Saved entries:

=======

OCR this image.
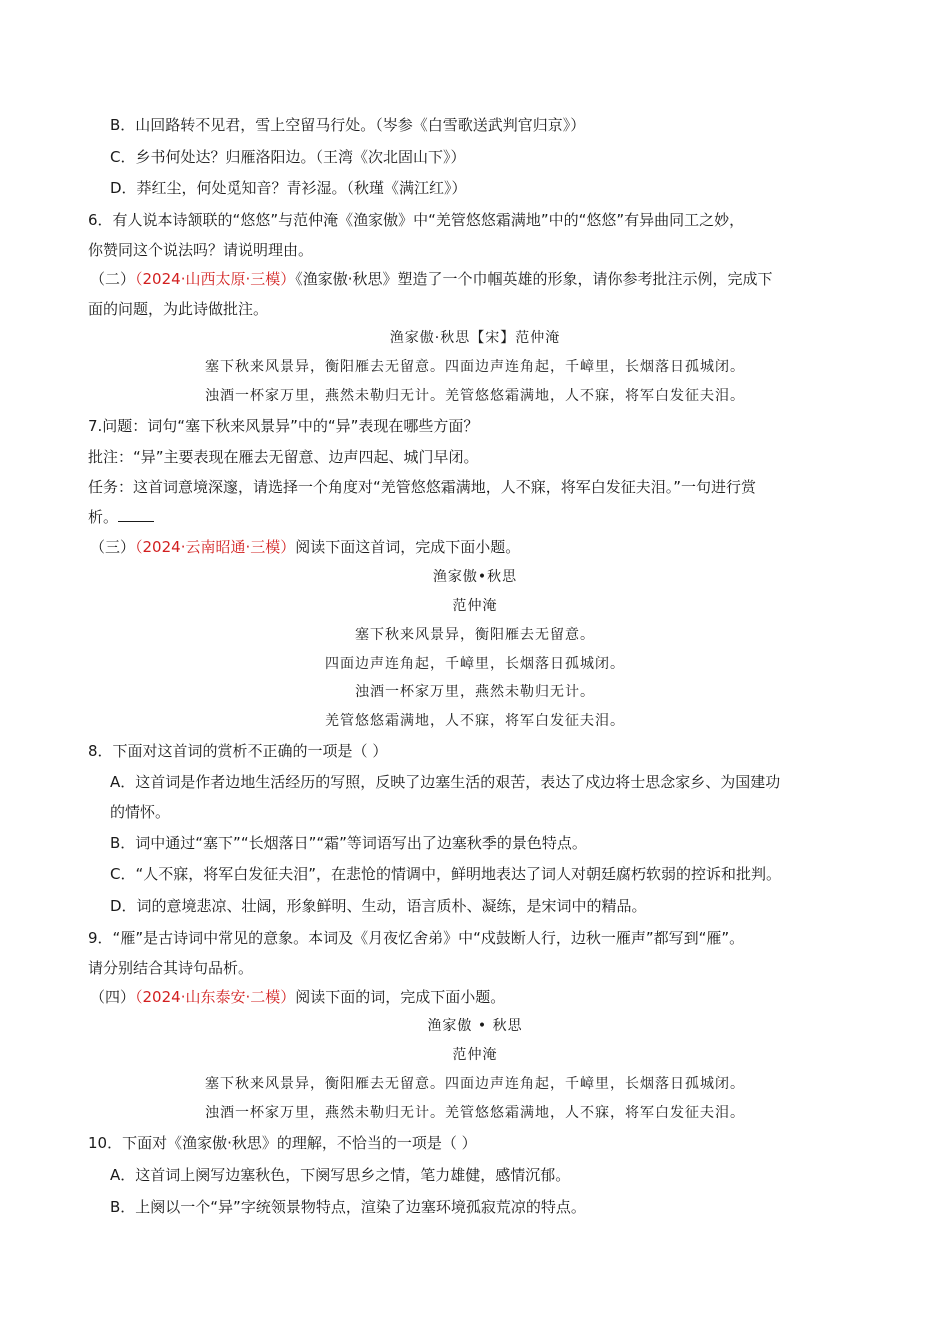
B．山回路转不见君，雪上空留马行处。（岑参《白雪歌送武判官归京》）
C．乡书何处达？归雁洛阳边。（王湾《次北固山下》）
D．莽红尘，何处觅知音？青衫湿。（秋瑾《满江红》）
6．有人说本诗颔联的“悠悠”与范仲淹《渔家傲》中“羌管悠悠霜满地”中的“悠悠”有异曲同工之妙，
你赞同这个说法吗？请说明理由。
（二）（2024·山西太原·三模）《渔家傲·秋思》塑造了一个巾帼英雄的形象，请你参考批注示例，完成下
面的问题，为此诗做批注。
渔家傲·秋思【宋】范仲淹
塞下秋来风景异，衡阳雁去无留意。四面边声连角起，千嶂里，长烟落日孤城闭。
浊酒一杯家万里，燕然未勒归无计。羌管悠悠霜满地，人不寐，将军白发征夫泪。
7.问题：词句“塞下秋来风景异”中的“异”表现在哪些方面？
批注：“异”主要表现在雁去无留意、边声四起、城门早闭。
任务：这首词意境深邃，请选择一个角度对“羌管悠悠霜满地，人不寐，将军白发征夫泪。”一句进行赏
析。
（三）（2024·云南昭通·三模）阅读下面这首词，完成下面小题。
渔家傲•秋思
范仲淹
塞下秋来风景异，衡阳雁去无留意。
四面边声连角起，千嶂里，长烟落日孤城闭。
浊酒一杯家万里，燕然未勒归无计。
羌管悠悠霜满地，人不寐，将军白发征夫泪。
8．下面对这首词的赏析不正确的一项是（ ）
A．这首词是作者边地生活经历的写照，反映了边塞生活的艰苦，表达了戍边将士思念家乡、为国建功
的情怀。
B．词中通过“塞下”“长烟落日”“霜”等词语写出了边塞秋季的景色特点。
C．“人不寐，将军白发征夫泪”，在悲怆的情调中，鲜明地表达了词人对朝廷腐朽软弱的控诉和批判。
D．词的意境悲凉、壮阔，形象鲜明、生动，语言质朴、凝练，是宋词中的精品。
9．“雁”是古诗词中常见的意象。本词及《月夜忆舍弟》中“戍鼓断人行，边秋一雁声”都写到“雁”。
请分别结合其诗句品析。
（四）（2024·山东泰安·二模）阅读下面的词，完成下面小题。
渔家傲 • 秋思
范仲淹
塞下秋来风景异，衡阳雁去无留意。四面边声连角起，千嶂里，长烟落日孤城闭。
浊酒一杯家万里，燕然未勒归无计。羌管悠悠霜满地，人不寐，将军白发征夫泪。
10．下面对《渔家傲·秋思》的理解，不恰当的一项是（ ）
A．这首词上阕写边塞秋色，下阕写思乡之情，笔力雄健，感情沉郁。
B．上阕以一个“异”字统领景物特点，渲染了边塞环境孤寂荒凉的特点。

=======

_Your objective_:
Read the entries and pick out all lines that include the word "羌管悠悠霜满地".

_Exercise response_:
6．有人说本诗颔联的“悠悠”与范仲淹《渔家傲》中“羌管悠悠霜满地”中的“悠悠”有异曲同工之妙，
浊酒一杯家万里，燕然未勒归无计。羌管悠悠霜满地，人不寐，将军白发征夫泪。
任务：这首词意境深邃，请选择一个角度对“羌管悠悠霜满地，人不寐，将军白发征夫泪。”一句进行赏
羌管悠悠霜满地，人不寐，将军白发征夫泪。
浊酒一杯家万里，燕然未勒归无计。羌管悠悠霜满地，人不寐，将军白发征夫泪。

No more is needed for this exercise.